--- start of DOCUMENT EXCERPT ---

Sarah Lyn Rogers in the Land of Dragons

So, Sarah Lyn Rogers might have moved to Bhutan, but in our minds, she will always be a San Jose writer. You might recognize her work from previous POW shows–and you’ll be lucky to catch an excerpt of her essay, “Land of the Thunder Dragon: Expectations vs. Reality,” at New Year Nouveau on January 6 at Cafe Stritch.

sarahlynrogers
Sarah Lyn Rogers

Sarah is a writer from the San Francisco Bay Area and currently lives in Thimphu, Bhutan. Over the past months, Sarah has grown accustomed to walking with cattle, meeting royalty, and writing poems about spells, rituals, and magical objects. Her first chapbook will be published by Sad Spell Press this spring. She is stoked. When she’s not writing, Sarah is the fiction editor for The Rumpus. For more of Sarah’s writing, doodles, and life stuff, visit sarahlynrogers.com.

Recent Publications:

Five of my On the Road erasure poems were published semi-recently in Potluck Mag for their spooky Halloween week. They are viewable here.

 Upcoming projects:

One of my poems, “Drones,” will be published in the next issue of DMQ Review. A few of my illustrations and microblogs of Bhutan life will be in the premiere issue of galley, a new zine for which there is not yet a link. Mostly I’m stoked about my chapbook which will be released by Sad Spell Press, an imprint of Witch Craft Magazine.

 What inspired you to participate in Play On Words?

I’ve said this one before in a different way, but my Bay Area friends are a crisscrossing community of writers and performers. How could I not get tangled up in this?

 Which writers or performers inspire you?

I know I’m like five years behind here, but I recently discovered Tavi Gevinson, a nineteen-year-old powerhouse who shot to internet fame for her fashion blog at the tender age of twelve and is now a successful actress, model, and editor-in-chief of Rookie Mag. I like that she’s unapologetic about being girly and legitimizes the real questions and frustrations of being a teenage girl in her magazine by and for teenage girls.

--- end of DOCUMENT EXCERPT ---
--- start of AVAILABLE DATA ---

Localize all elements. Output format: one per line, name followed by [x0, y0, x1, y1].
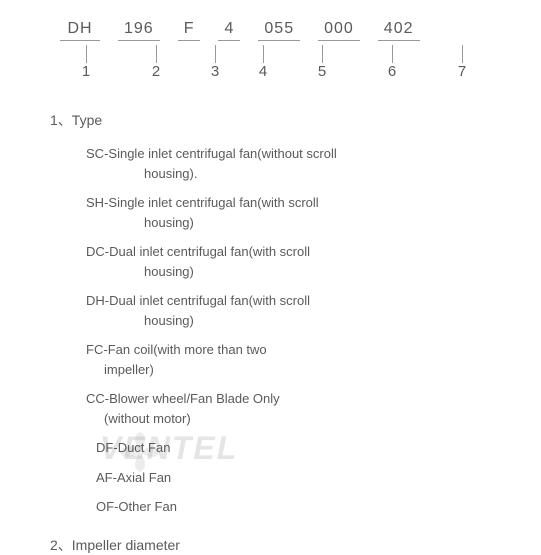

--- end of AVAILABLE DATA ---

## GIVEN TASK:
Transcribe everything in the Sarah Lyn Rogers profile from "Sarah is a writer" down to "stuff, visit sarahlynrogers.com.".

## OUTPUT BELOW:
Sarah is a writer from the San Francisco Bay Area and currently lives in Thimphu, Bhutan. Over the past months, Sarah has grown accustomed to walking with cattle, meeting royalty, and writing poems about spells, rituals, and magical objects. Her first chapbook will be published by Sad Spell Press this spring. She is stoked. When she’s not writing, Sarah is the fiction editor for The Rumpus. For more of Sarah’s writing, doodles, and life stuff, visit sarahlynrogers.com.